■ **EXTRAIT CHOISI**
◇ ◇ ◇ ◇
Le prieuré de Saint-Thibault, historique
La tradition rapporte que des religieux de l’abbaye de
Saint-Rigaud-en-Mâconnais fondirent, au début du XI ème siècle, un
établissement dédié à Notre Dame dans le village appelé Fontaines. Grâce à une
donation en 1190 du seigneur de la contrée, Guy de Thil, sire de Saint-Beury,
ils purent développer ce petit prieuré et bâtirent une nouvelle église. Le prieuré reçut, aux environs de 1240, des
reliques de saint Thibault de Provins. Des miracles rendirent le lieu célèbre, et
le village prit le nom du saint en 1249.
Les legs se succédèrent : en 1257, Elisabeth de
Charny, dame de Thil, Hugues de Quincy, vicomte de Tonnerre, en 1298, le duc de
Bourgogne Robert II, puis en 1323, la duchesse Agnès de France, fille de saint
Louis et femme du duc Robert. Saint-Thibault devint l’un des plus célèbres pèlerinages
de France, favorisé par le duc de
Bourgogne, qui lance une nouvelle campagne de construction. L’édifice fut terminé
vers 1320, puis l’on entreprit la reconstruction des bâtiments du monastère.
Vers 1340, l’abbaye mère, d'obédience érémitique,
criblée de dettes, ne peut plus en assurer l’entretien. En 1359, les Anglais
brûlent le village et son église paroissiale. Saint-Thibault devint alors la
seule église du culte, et le prieur devint simple curé. Au milieu du XVI ème
siècle, le prieuré passa sous le régime de la commande : la décadence
n’est plus loin.
Des réparations furent quand même faites en 1682. Puis
un orage détruisit la charpente et les vitraux du chœur en 1701. En 1712, le
clocher s’effondra, entrainant de graves dommages au reste du bâtiment.
Grâce à
une loterie organisée par les habitants du village, qui rapporta 10 000 livres en 1723, la restauration fut
entreprise. Puis en 1728, un incendie ravagea le prieuré et déduisit la
charpente en cendres.
Un devis des travaux fut présenté en 1748 à l'intendant
de Bourgogne qui l'accepta en 1749 : le chœur fut consolidé et charpenté, les
anciennes fondations des murs de la nef sont reprises, le clocher est remonté
et terminé par une flèche de petites planches de bois.
La nouvelle église fut
consacrée en 1753. De nouveau en mauvais état, le prieuré fut remarqué par
Prosper Mérimée. Il fit l'objet d'une restauration en 1844 par Eugène
Viollet-le-Duc.
Voir la carte ici.
http://www.cestenfrance.net/art/Saint_Thibault_%28C%C3%B4te_d%27Or%29
http://www.theobaldus.org/content/notes-et-reflexions-sur-la-vie-de-saint-thibaud
Le prieuré de Saint-Thibault, l'extérieur
Le portail nord fut construit vers 1260. Autrefois
abrité sous un porche dont on voit les colonnettes qui supportaient les arcs de
chaque côté, il possède un tympan ouvragé consacré au couronnement de la Vierge. Des vierges sages et folles
séparées par un ange sur les voussures.
Le linteau présente la Dormition et
l’Assomption.
Sous le linteau, le trumeau présente saint Thibault,
revêtu des habits de prêtre.
◇ ◇ ◇ ◇
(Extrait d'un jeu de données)
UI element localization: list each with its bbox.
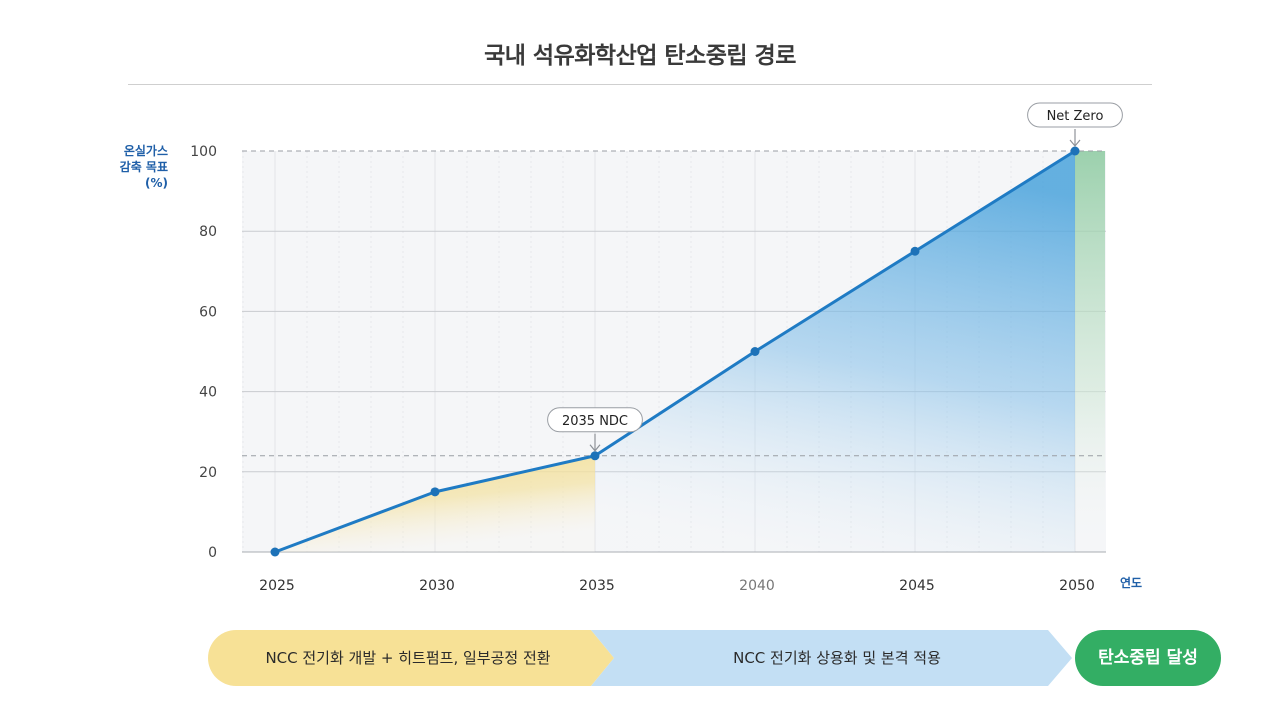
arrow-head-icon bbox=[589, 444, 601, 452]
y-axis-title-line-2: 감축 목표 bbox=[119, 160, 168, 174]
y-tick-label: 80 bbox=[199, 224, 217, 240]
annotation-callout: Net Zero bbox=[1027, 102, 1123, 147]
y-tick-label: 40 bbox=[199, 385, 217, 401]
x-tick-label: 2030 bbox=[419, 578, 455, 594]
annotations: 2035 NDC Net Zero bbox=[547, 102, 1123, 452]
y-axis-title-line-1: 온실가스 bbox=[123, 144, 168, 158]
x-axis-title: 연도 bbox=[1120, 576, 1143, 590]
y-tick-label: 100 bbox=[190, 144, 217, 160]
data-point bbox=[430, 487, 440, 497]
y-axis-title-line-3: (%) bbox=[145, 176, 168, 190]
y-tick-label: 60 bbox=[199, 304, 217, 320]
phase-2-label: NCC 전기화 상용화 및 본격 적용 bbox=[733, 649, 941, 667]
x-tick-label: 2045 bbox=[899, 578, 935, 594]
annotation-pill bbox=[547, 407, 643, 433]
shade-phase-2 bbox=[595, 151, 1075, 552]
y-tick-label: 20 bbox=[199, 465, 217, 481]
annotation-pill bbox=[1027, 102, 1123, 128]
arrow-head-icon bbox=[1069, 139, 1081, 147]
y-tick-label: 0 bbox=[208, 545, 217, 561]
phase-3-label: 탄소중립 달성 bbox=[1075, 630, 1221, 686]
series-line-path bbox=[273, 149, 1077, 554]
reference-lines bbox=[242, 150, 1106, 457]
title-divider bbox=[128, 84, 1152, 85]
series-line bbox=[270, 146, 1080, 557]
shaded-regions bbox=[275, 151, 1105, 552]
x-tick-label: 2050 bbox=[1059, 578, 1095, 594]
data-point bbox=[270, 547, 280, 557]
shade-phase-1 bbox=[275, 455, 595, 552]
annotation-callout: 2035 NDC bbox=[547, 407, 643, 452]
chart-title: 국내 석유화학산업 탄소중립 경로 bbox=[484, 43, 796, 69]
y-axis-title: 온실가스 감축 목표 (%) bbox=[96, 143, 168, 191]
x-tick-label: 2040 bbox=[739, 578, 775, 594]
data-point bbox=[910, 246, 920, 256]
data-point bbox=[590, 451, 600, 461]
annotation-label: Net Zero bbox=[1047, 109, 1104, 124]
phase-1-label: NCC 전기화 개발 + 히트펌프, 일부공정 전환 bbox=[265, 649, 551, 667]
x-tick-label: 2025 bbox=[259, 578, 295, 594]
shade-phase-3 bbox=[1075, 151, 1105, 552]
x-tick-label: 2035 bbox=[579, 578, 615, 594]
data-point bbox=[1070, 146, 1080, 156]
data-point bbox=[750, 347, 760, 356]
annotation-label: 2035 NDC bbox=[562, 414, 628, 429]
◇ ◇ ◇ ◇
■ **EXERCICES À RÉALISER**
A) D'après le texte sur le prieuré de Saint-Thibault, en quelle année le village prit-il le nom du saint ?
B) Selon le texte sur le prieuré de Saint-Thibault, pourquoi Saint-Thibault devint-il la seule église du culte ?

■ **CORRIGÉ DES EXERCICES**
A) En 1249.

B) En 1359, les Anglais brûlèrent le village et son église paroissiale. Saint-Thibault devint alors la seule église du culte, et le prieur devint simple curé.